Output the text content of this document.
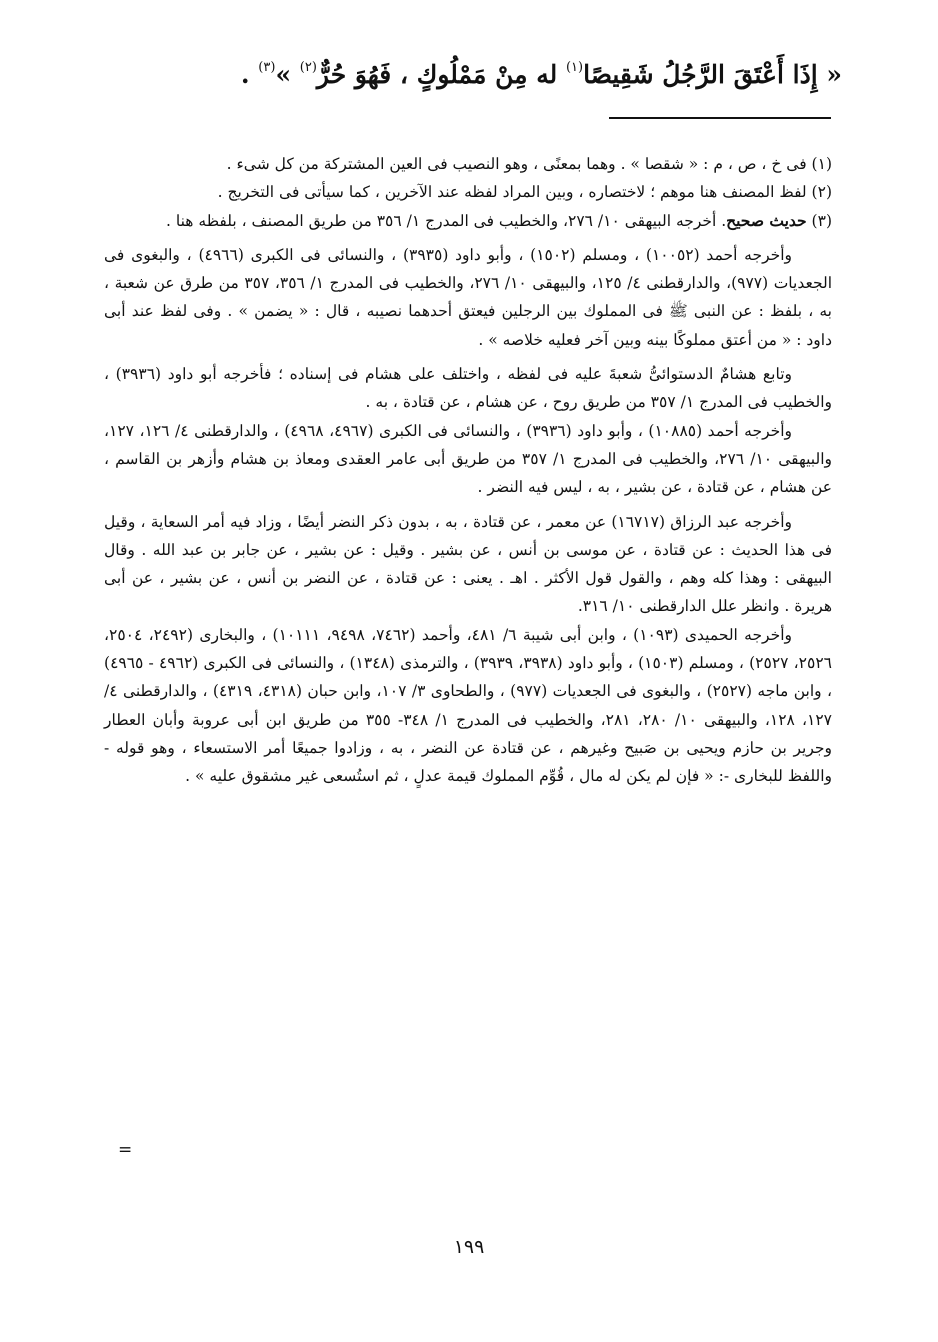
« إِذَا أَعْتَقَ الرَّجُلُ شَقِيصًا$^{(١)}$ له مِنْ مَمْلُوكٍ ، فَهُوَ حُرٌّ$^{(٢)}$ »$^{(٣)}$ .

(١) فى خ ، ص ، م : « شقصا » . وهما بمعنًى ، وهو النصيب فى العين المشتركة من كل شىء .

(٢) لفظ المصنف هنا موهم ؛ لاختصاره ، وبين المراد لفظه عند الآخرين ، كما سيأتى فى التخريج .

(٣) حديث صحيح. أخرجه البيهقى ١٠/ ٢٧٦، والخطيب فى المدرج ١/ ٣٥٦ من طريق المصنف ، بلفظه هنا .

وأخرجه أحمد (١٠٠٥٢) ، ومسلم (١٥٠٢) ، وأبو داود (٣٩٣٥) ، والنسائى فى الكبرى (٤٩٦٦) ، والبغوى فى الجعديات (٩٧٧)، والدارقطنى ٤/ ١٢٥، والبيهقى ١٠/ ٢٧٦، والخطيب فى المدرج ١/ ٣٥٦، ٣٥٧ من طرق عن شعبة ، به ، بلفظ : عن النبى ﷺ فى المملوك بين الرجلين فيعتق أحدهما نصيبه ، قال : « يضمن » . وفى لفظ عند أبى داود : « من أعتق مملوكًا بينه وبين آخر فعليه خلاصه » .

وتابع هشامٌ الدستوائىُّ شعبةَ عليه فى لفظه ، واختلف على هشام فى إسناده ؛ فأخرجه أبو داود (٣٩٣٦) ، والخطيب فى المدرج ١/ ٣٥٧ من طريق روح ، عن هشام ، عن قتادة ، به .

وأخرجه أحمد (١٠٨٨٥) ، وأبو داود (٣٩٣٦) ، والنسائى فى الكبرى (٤٩٦٧، ٤٩٦٨) ، والدارقطنى ٤/ ١٢٦، ١٢٧، والبيهقى ١٠/ ٢٧٦، والخطيب فى المدرج ١/ ٣٥٧ من طريق أبى عامر العقدى ومعاذ بن هشام وأزهر بن القاسم ، عن هشام ، عن قتادة ، عن بشير ، به ، ليس فيه النضر .

وأخرجه عبد الرزاق (١٦٧١٧) عن معمر ، عن قتادة ، به ، بدون ذكر النضر أيضًا ، وزاد فيه أمر السعاية ، وقيل فى هذا الحديث : عن قتادة ، عن موسى بن أنس ، عن بشير . وقيل : عن بشير ، عن جابر بن عبد الله . وقال البيهقى : وهذا كله وهم ، والقول قول الأكثر . اهـ . يعنى : عن قتادة ، عن النضر بن أنس ، عن بشير ، عن أبى هريرة . وانظر علل الدارقطنى ١٠/ ٣١٦.

وأخرجه الحميدى (١٠٩٣) ، وابن أبى شيبة ٦/ ٤٨١، وأحمد (٧٤٦٢، ٩٤٩٨، ١٠١١١) ، والبخارى (٢٤٩٢، ٢٥٠٤، ٢٥٢٦، ٢٥٢٧) ، ومسلم (١٥٠٣) ، وأبو داود (٣٩٣٨، ٣٩٣٩) ، والترمذى (١٣٤٨) ، والنسائى فى الكبرى (٤٩٦٢ - ٤٩٦٥) ، وابن ماجه (٢٥٢٧) ، والبغوى فى الجعديات (٩٧٧) ، والطحاوى ٣/ ١٠٧، وابن حبان (٤٣١٨، ٤٣١٩) ، والدارقطنى ٤/ ١٢٧، ١٢٨، والبيهقى ١٠/ ٢٨٠، ٢٨١، والخطيب فى المدرج ١/ ٣٤٨- ٣٥٥ من طريق ابن أبى عروبة وأبان العطار وجرير بن حازم ويحيى بن صَبيح وغيرهم ، عن قتادة عن النضر ، به ، وزادوا جميعًا أمر الاستسعاء ، وهو قوله - واللفظ للبخارى -: « فإن لم يكن له مال ، قُوِّم المملوك قيمة عدلٍ ، ثم استُسعى غير مشقوق عليه » .

=
١٩٩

* * * * * * * * *

PROBLEM REQUIREMENTS
Return the material word for word. Pictures are not part of the copy.

RESULT BELOW
Output the text content of this document.
« إِذَا أَعْتَقَ الرَّجُلُ شَقِيصًا$^{(١)}$ له مِنْ مَمْلُوكٍ ، فَهُوَ حُرٌّ$^{(٢)}$ »$^{(٣)}$ .

(١) فى خ ، ص ، م : « شقصا » . وهما بمعنًى ، وهو النصيب فى العين المشتركة من كل شىء .

(٢) لفظ المصنف هنا موهم ؛ لاختصاره ، وبين المراد لفظه عند الآخرين ، كما سيأتى فى التخريج .

(٣) حديث صحيح. أخرجه البيهقى ١٠/ ٢٧٦، والخطيب فى المدرج ١/ ٣٥٦ من طريق المصنف ، بلفظه هنا .

وأخرجه أحمد (١٠٠٥٢) ، ومسلم (١٥٠٢) ، وأبو داود (٣٩٣٥) ، والنسائى فى الكبرى (٤٩٦٦) ، والبغوى فى الجعديات (٩٧٧)، والدارقطنى ٤/ ١٢٥، والبيهقى ١٠/ ٢٧٦، والخطيب فى المدرج ١/ ٣٥٦، ٣٥٧ من طرق عن شعبة ، به ، بلفظ : عن النبى ﷺ فى المملوك بين الرجلين فيعتق أحدهما نصيبه ، قال : « يضمن » . وفى لفظ عند أبى داود : « من أعتق مملوكًا بينه وبين آخر فعليه خلاصه » .

وتابع هشامٌ الدستوائىُّ شعبةَ عليه فى لفظه ، واختلف على هشام فى إسناده ؛ فأخرجه أبو داود (٣٩٣٦) ، والخطيب فى المدرج ١/ ٣٥٧ من طريق روح ، عن هشام ، عن قتادة ، به .

وأخرجه أحمد (١٠٨٨٥) ، وأبو داود (٣٩٣٦) ، والنسائى فى الكبرى (٤٩٦٧، ٤٩٦٨) ، والدارقطنى ٤/ ١٢٦، ١٢٧، والبيهقى ١٠/ ٢٧٦، والخطيب فى المدرج ١/ ٣٥٧ من طريق أبى عامر العقدى ومعاذ بن هشام وأزهر بن القاسم ، عن هشام ، عن قتادة ، عن بشير ، به ، ليس فيه النضر .

وأخرجه عبد الرزاق (١٦٧١٧) عن معمر ، عن قتادة ، به ، بدون ذكر النضر أيضًا ، وزاد فيه أمر السعاية ، وقيل فى هذا الحديث : عن قتادة ، عن موسى بن أنس ، عن بشير . وقيل : عن بشير ، عن جابر بن عبد الله . وقال البيهقى : وهذا كله وهم ، والقول قول الأكثر . اهـ . يعنى : عن قتادة ، عن النضر بن أنس ، عن بشير ، عن أبى هريرة . وانظر علل الدارقطنى ١٠/ ٣١٦.

وأخرجه الحميدى (١٠٩٣) ، وابن أبى شيبة ٦/ ٤٨١، وأحمد (٧٤٦٢، ٩٤٩٨، ١٠١١١) ، والبخارى (٢٤٩٢، ٢٥٠٤، ٢٥٢٦، ٢٥٢٧) ، ومسلم (١٥٠٣) ، وأبو داود (٣٩٣٨، ٣٩٣٩) ، والترمذى (١٣٤٨) ، والنسائى فى الكبرى (٤٩٦٢ - ٤٩٦٥) ، وابن ماجه (٢٥٢٧) ، والبغوى فى الجعديات (٩٧٧) ، والطحاوى ٣/ ١٠٧، وابن حبان (٤٣١٨، ٤٣١٩) ، والدارقطنى ٤/ ١٢٧، ١٢٨، والبيهقى ١٠/ ٢٨٠، ٢٨١، والخطيب فى المدرج ١/ ٣٤٨- ٣٥٥ من طريق ابن أبى عروبة وأبان العطار وجرير بن حازم ويحيى بن صَبيح وغيرهم ، عن قتادة عن النضر ، به ، وزادوا جميعًا أمر الاستسعاء ، وهو قوله - واللفظ للبخارى -: « فإن لم يكن له مال ، قُوِّم المملوك قيمة عدلٍ ، ثم استُسعى غير مشقوق عليه » .

=
١٩٩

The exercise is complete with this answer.